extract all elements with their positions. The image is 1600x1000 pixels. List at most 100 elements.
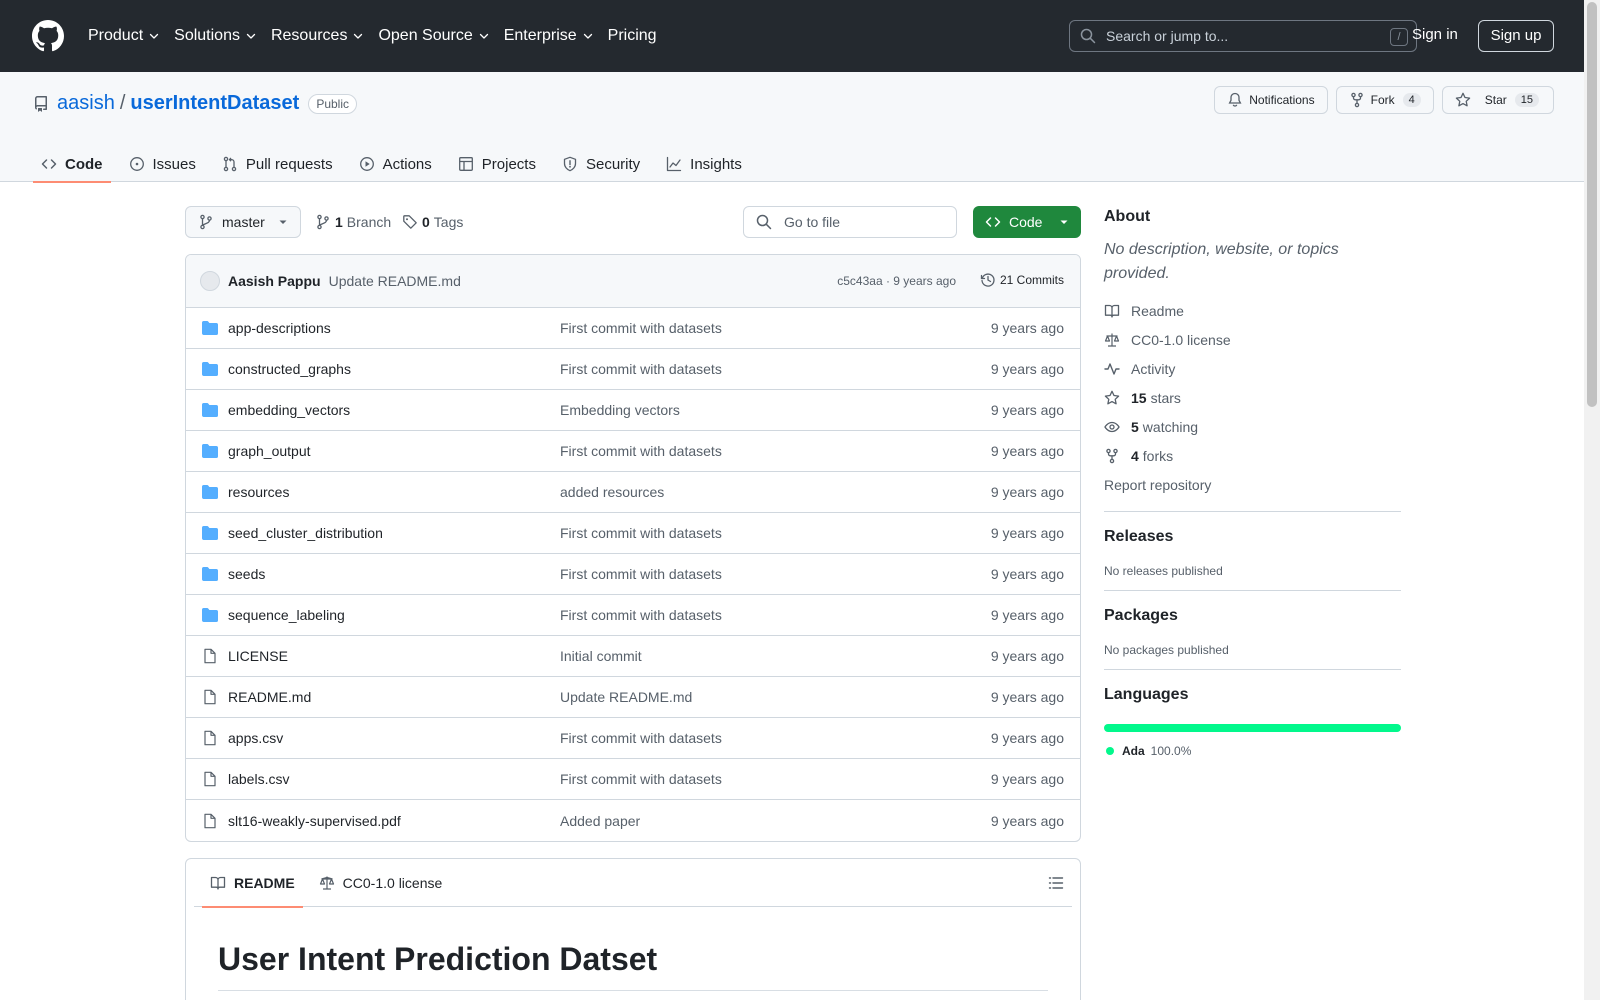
file-commit-message[interactable]: Embedding vectors bbox=[560, 402, 680, 418]
readme-link[interactable]: Readme bbox=[1104, 296, 1401, 325]
commit-author[interactable]: Aasish Pappu bbox=[228, 273, 321, 289]
file-name-link[interactable]: graph_output bbox=[228, 443, 311, 459]
chevron-down-icon bbox=[352, 30, 364, 42]
notifications-button[interactable]: Notifications bbox=[1214, 86, 1328, 114]
file-row[interactable]: resources added resources 9 years ago bbox=[186, 472, 1080, 513]
file-commit-age: 9 years ago bbox=[990, 443, 1064, 459]
file-commit-message[interactable]: Initial commit bbox=[560, 648, 642, 664]
tab-projects[interactable]: Projects bbox=[450, 146, 544, 182]
tab-insights[interactable]: Insights bbox=[658, 146, 750, 182]
report-repository-link[interactable]: Report repository bbox=[1104, 470, 1401, 499]
license-link[interactable]: CC0-1.0 license bbox=[1104, 325, 1401, 354]
nav-pricing[interactable]: Pricing bbox=[608, 27, 657, 45]
file-row[interactable]: LICENSE Initial commit 9 years ago bbox=[186, 636, 1080, 677]
readme-tab[interactable]: README bbox=[202, 859, 303, 908]
file-name-link[interactable]: embedding_vectors bbox=[228, 402, 350, 418]
github-logo-icon[interactable] bbox=[32, 20, 88, 52]
file-row[interactable]: graph_output First commit with datasets 9 … bbox=[186, 431, 1080, 472]
file-name-link[interactable]: seed_cluster_distribution bbox=[228, 525, 383, 541]
file-icon bbox=[202, 730, 218, 746]
search-input[interactable]: Search or jump to... / bbox=[1069, 20, 1417, 52]
file-commit-message[interactable]: First commit with datasets bbox=[560, 566, 722, 582]
file-name-link[interactable]: README.md bbox=[228, 689, 311, 705]
file-commit-message[interactable]: First commit with datasets bbox=[560, 771, 722, 787]
nav-open-source[interactable]: Open Source bbox=[378, 27, 489, 45]
file-name-link[interactable]: slt16-weakly-supervised.pdf bbox=[228, 813, 401, 829]
tab-code[interactable]: Code bbox=[33, 146, 111, 183]
commits-link[interactable]: 21 Commits bbox=[980, 272, 1064, 288]
file-commit-message[interactable]: First commit with datasets bbox=[560, 361, 722, 377]
commit-hash-age[interactable]: c5c43aa · 9 years ago bbox=[837, 274, 956, 288]
repo-owner-link[interactable]: aasish bbox=[57, 92, 115, 115]
nav-solutions[interactable]: Solutions bbox=[174, 27, 257, 45]
file-commit-message[interactable]: First commit with datasets bbox=[560, 607, 722, 623]
chevron-down-icon bbox=[582, 30, 594, 42]
go-to-file-input[interactable]: Go to file bbox=[743, 206, 957, 238]
folder-icon bbox=[202, 484, 218, 500]
file-name-link[interactable]: labels.csv bbox=[228, 771, 289, 787]
tab-label: Projects bbox=[481, 155, 536, 173]
file-name-link[interactable]: LICENSE bbox=[228, 648, 288, 664]
file-name-link[interactable]: constructed_graphs bbox=[228, 361, 351, 377]
file-row[interactable]: README.md Update README.md 9 years ago bbox=[186, 677, 1080, 718]
repo-name-link[interactable]: userIntentDataset bbox=[130, 92, 299, 115]
branch-selector[interactable]: master bbox=[185, 206, 301, 238]
file-name-link[interactable]: seeds bbox=[228, 566, 265, 582]
file-row[interactable]: embedding_vectors Embedding vectors 9 year… bbox=[186, 390, 1080, 431]
file-row[interactable]: seeds First commit with datasets 9 years a… bbox=[186, 554, 1080, 595]
star-button[interactable]: Star 15 bbox=[1441, 86, 1554, 114]
releases-title[interactable]: Releases bbox=[1104, 528, 1401, 546]
page-scrollbar[interactable] bbox=[1584, 0, 1600, 1000]
file-commit-message[interactable]: First commit with datasets bbox=[560, 730, 722, 746]
author-avatar[interactable] bbox=[200, 271, 220, 291]
chevron-down-icon bbox=[148, 30, 160, 42]
commit-message[interactable]: Update README.md bbox=[329, 273, 461, 289]
tab-pull-requests[interactable]: Pull requests bbox=[214, 146, 341, 182]
tab-issues[interactable]: Issues bbox=[121, 146, 204, 182]
outline-list-icon[interactable] bbox=[1048, 875, 1064, 891]
nav-resources[interactable]: Resources bbox=[271, 27, 364, 45]
file-commit-message[interactable]: First commit with datasets bbox=[560, 525, 722, 541]
tab-security[interactable]: Security bbox=[554, 146, 648, 182]
file-name-link[interactable]: resources bbox=[228, 484, 289, 500]
packages-title[interactable]: Packages bbox=[1104, 607, 1401, 625]
nav-enterprise[interactable]: Enterprise bbox=[504, 27, 594, 45]
sign-up-button[interactable]: Sign up bbox=[1478, 20, 1554, 52]
file-commit-message[interactable]: Update README.md bbox=[560, 689, 692, 705]
file-name-link[interactable]: apps.csv bbox=[228, 730, 283, 746]
file-icon bbox=[202, 771, 218, 787]
file-row[interactable]: constructed_graphs First commit with data… bbox=[186, 349, 1080, 390]
file-row[interactable]: sequence_labeling First commit with datas… bbox=[186, 595, 1080, 636]
language-entry[interactable]: Ada 100.0% bbox=[1104, 744, 1401, 758]
tags-link[interactable]: 0 Tags bbox=[402, 214, 463, 230]
file-row[interactable]: app-descriptions First commit with datase… bbox=[186, 308, 1080, 349]
file-row[interactable]: slt16-weakly-supervised.pdf Added paper 9 … bbox=[186, 800, 1080, 841]
file-commit-age: 9 years ago bbox=[990, 484, 1064, 500]
file-name-link[interactable]: sequence_labeling bbox=[228, 607, 345, 623]
file-commit-message[interactable]: Added paper bbox=[560, 813, 640, 829]
star-icon bbox=[1104, 390, 1120, 404]
file-commit-message[interactable]: First commit with datasets bbox=[560, 443, 722, 459]
watching-link[interactable]: 5 watching bbox=[1104, 412, 1401, 441]
code-dropdown-button[interactable]: Code bbox=[973, 206, 1081, 238]
history-icon bbox=[980, 273, 995, 287]
branches-link[interactable]: 1 Branch bbox=[315, 214, 391, 230]
repo-path-separator: / bbox=[119, 92, 126, 114]
file-commit-message[interactable]: First commit with datasets bbox=[560, 320, 722, 336]
star-icon bbox=[1455, 92, 1470, 107]
stars-count: 15 bbox=[1131, 389, 1147, 406]
file-name-link[interactable]: app-descriptions bbox=[228, 320, 331, 336]
file-row[interactable]: labels.csv First commit with datasets 9 ye… bbox=[186, 759, 1080, 800]
sign-in-link[interactable]: Sign in bbox=[1412, 26, 1458, 43]
scrollbar-thumb[interactable] bbox=[1587, 2, 1597, 407]
file-row[interactable]: seed_cluster_distribution First commit wi… bbox=[186, 513, 1080, 554]
fork-button[interactable]: Fork 4 bbox=[1335, 86, 1434, 114]
activity-link[interactable]: Activity bbox=[1104, 354, 1401, 383]
file-commit-message[interactable]: added resources bbox=[560, 484, 664, 500]
stars-link[interactable]: 15 stars bbox=[1104, 383, 1401, 412]
license-tab[interactable]: CC0-1.0 license bbox=[311, 859, 451, 907]
tab-actions[interactable]: Actions bbox=[351, 146, 440, 182]
nav-product[interactable]: Product bbox=[88, 27, 160, 45]
file-row[interactable]: apps.csv First commit with datasets 9 year… bbox=[186, 718, 1080, 759]
forks-link[interactable]: 4 forks bbox=[1104, 441, 1401, 470]
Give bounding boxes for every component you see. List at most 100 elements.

━━━━━━━━━━

What is required:
Reproduce all the rows above, swapping "file-commit-message" for "commit-note" and changing nothing else. Leave the pictures out.

Answer to the problem:
extract all elements with their positions. The image is 1600x1000 pixels. List at most 100 elements.
commit-note[interactable]: Embedding vectors bbox=[560, 402, 680, 418]
readme-link[interactable]: Readme bbox=[1104, 296, 1401, 325]
commit-author[interactable]: Aasish Pappu bbox=[228, 273, 321, 289]
file-name-link[interactable]: graph_output bbox=[228, 443, 311, 459]
chevron-down-icon bbox=[352, 30, 364, 42]
notifications-button[interactable]: Notifications bbox=[1214, 86, 1328, 114]
file-row[interactable]: resources added resources 9 years ago bbox=[186, 472, 1080, 513]
file-commit-age: 9 years ago bbox=[990, 443, 1064, 459]
commit-note[interactable]: Initial commit bbox=[560, 648, 642, 664]
tab-projects[interactable]: Projects bbox=[450, 146, 544, 182]
tab-insights[interactable]: Insights bbox=[658, 146, 750, 182]
report-repository-link[interactable]: Report repository bbox=[1104, 470, 1401, 499]
license-link[interactable]: CC0-1.0 license bbox=[1104, 325, 1401, 354]
nav-pricing[interactable]: Pricing bbox=[608, 27, 657, 45]
file-row[interactable]: LICENSE Initial commit 9 years ago bbox=[186, 636, 1080, 677]
readme-tab[interactable]: README bbox=[202, 859, 303, 908]
file-name-link[interactable]: embedding_vectors bbox=[228, 402, 350, 418]
github-logo-icon[interactable] bbox=[32, 20, 88, 52]
file-row[interactable]: graph_output First commit with datasets 9 … bbox=[186, 431, 1080, 472]
file-name-link[interactable]: seed_cluster_distribution bbox=[228, 525, 383, 541]
file-icon bbox=[202, 730, 218, 746]
search-input[interactable]: Search or jump to... / bbox=[1069, 20, 1417, 52]
commit-note[interactable]: First commit with datasets bbox=[560, 566, 722, 582]
file-name-link[interactable]: README.md bbox=[228, 689, 311, 705]
commit-note[interactable]: First commit with datasets bbox=[560, 771, 722, 787]
nav-open-source[interactable]: Open Source bbox=[378, 27, 489, 45]
file-name-link[interactable]: slt16-weakly-supervised.pdf bbox=[228, 813, 401, 829]
tab-code[interactable]: Code bbox=[33, 146, 111, 183]
commits-link[interactable]: 21 Commits bbox=[980, 272, 1064, 288]
commit-note[interactable]: First commit with datasets bbox=[560, 361, 722, 377]
commit-hash-age[interactable]: c5c43aa · 9 years ago bbox=[837, 274, 956, 288]
repo-owner-link[interactable]: aasish bbox=[57, 92, 115, 115]
nav-solutions[interactable]: Solutions bbox=[174, 27, 257, 45]
commit-note[interactable]: First commit with datasets bbox=[560, 607, 722, 623]
chevron-down-icon bbox=[582, 30, 594, 42]
go-to-file-input[interactable]: Go to file bbox=[743, 206, 957, 238]
folder-icon bbox=[202, 484, 218, 500]
file-name-link[interactable]: labels.csv bbox=[228, 771, 289, 787]
tab-label: Projects bbox=[481, 155, 536, 173]
file-name-link[interactable]: LICENSE bbox=[228, 648, 288, 664]
file-name-link[interactable]: constructed_graphs bbox=[228, 361, 351, 377]
file-row[interactable]: README.md Update README.md 9 years ago bbox=[186, 677, 1080, 718]
repo-name-link[interactable]: userIntentDataset bbox=[130, 92, 299, 115]
branch-selector[interactable]: master bbox=[185, 206, 301, 238]
file-name-link[interactable]: seeds bbox=[228, 566, 265, 582]
file-row[interactable]: embedding_vectors Embedding vectors 9 year… bbox=[186, 390, 1080, 431]
file-row[interactable]: seeds First commit with datasets 9 years a… bbox=[186, 554, 1080, 595]
star-button[interactable]: Star 15 bbox=[1441, 86, 1554, 114]
releases-title[interactable]: Releases bbox=[1104, 528, 1401, 546]
page-scrollbar[interactable] bbox=[1584, 0, 1600, 1000]
commit-note[interactable]: First commit with datasets bbox=[560, 730, 722, 746]
author-avatar[interactable] bbox=[200, 271, 220, 291]
chevron-down-icon bbox=[148, 30, 160, 42]
commit-message[interactable]: Update README.md bbox=[329, 273, 461, 289]
tab-pull-requests[interactable]: Pull requests bbox=[214, 146, 341, 182]
tab-issues[interactable]: Issues bbox=[121, 146, 204, 182]
outline-list-icon[interactable] bbox=[1048, 875, 1064, 891]
nav-resources[interactable]: Resources bbox=[271, 27, 364, 45]
commit-note[interactable]: First commit with datasets bbox=[560, 525, 722, 541]
tab-security[interactable]: Security bbox=[554, 146, 648, 182]
file-name-link[interactable]: resources bbox=[228, 484, 289, 500]
packages-title[interactable]: Packages bbox=[1104, 607, 1401, 625]
nav-enterprise[interactable]: Enterprise bbox=[504, 27, 594, 45]
sign-up-button[interactable]: Sign up bbox=[1478, 20, 1554, 52]
commit-note[interactable]: Update README.md bbox=[560, 689, 692, 705]
file-name-link[interactable]: apps.csv bbox=[228, 730, 283, 746]
file-icon bbox=[202, 771, 218, 787]
file-row[interactable]: constructed_graphs First commit with data… bbox=[186, 349, 1080, 390]
file-row[interactable]: sequence_labeling First commit with datas… bbox=[186, 595, 1080, 636]
language-entry[interactable]: Ada 100.0% bbox=[1104, 744, 1401, 758]
tags-link[interactable]: 0 Tags bbox=[402, 214, 463, 230]
file-row[interactable]: app-descriptions First commit with datase… bbox=[186, 308, 1080, 349]
file-row[interactable]: slt16-weakly-supervised.pdf Added paper 9 … bbox=[186, 800, 1080, 841]
file-commit-age: 9 years ago bbox=[990, 484, 1064, 500]
file-name-link[interactable]: sequence_labeling bbox=[228, 607, 345, 623]
commit-note[interactable]: Added paper bbox=[560, 813, 640, 829]
star-icon bbox=[1104, 390, 1120, 404]
commit-note[interactable]: First commit with datasets bbox=[560, 443, 722, 459]
watching-link[interactable]: 5 watching bbox=[1104, 412, 1401, 441]
code-dropdown-button[interactable]: Code bbox=[973, 206, 1081, 238]
history-icon bbox=[980, 273, 995, 287]
branches-link[interactable]: 1 Branch bbox=[315, 214, 391, 230]
repo-path-separator: / bbox=[119, 92, 126, 114]
commit-note[interactable]: First commit with datasets bbox=[560, 320, 722, 336]
star-icon bbox=[1455, 92, 1470, 107]
stars-count: 15 bbox=[1131, 389, 1147, 406]
file-name-link[interactable]: app-descriptions bbox=[228, 320, 331, 336]
file-row[interactable]: labels.csv First commit with datasets 9 ye… bbox=[186, 759, 1080, 800]
sign-in-link[interactable]: Sign in bbox=[1412, 26, 1458, 43]
scrollbar-thumb[interactable] bbox=[1587, 2, 1597, 407]
file-row[interactable]: seed_cluster_distribution First commit wi… bbox=[186, 513, 1080, 554]
fork-button[interactable]: Fork 4 bbox=[1335, 86, 1434, 114]
activity-link[interactable]: Activity bbox=[1104, 354, 1401, 383]
commit-note[interactable]: added resources bbox=[560, 484, 664, 500]
stars-link[interactable]: 15 stars bbox=[1104, 383, 1401, 412]
license-tab[interactable]: CC0-1.0 license bbox=[311, 859, 451, 907]
tab-actions[interactable]: Actions bbox=[351, 146, 440, 182]
nav-product[interactable]: Product bbox=[88, 27, 160, 45]
file-row[interactable]: apps.csv First commit with datasets 9 year… bbox=[186, 718, 1080, 759]
forks-link[interactable]: 4 forks bbox=[1104, 441, 1401, 470]
Give bounding boxes for every component you see. List at most 100 elements.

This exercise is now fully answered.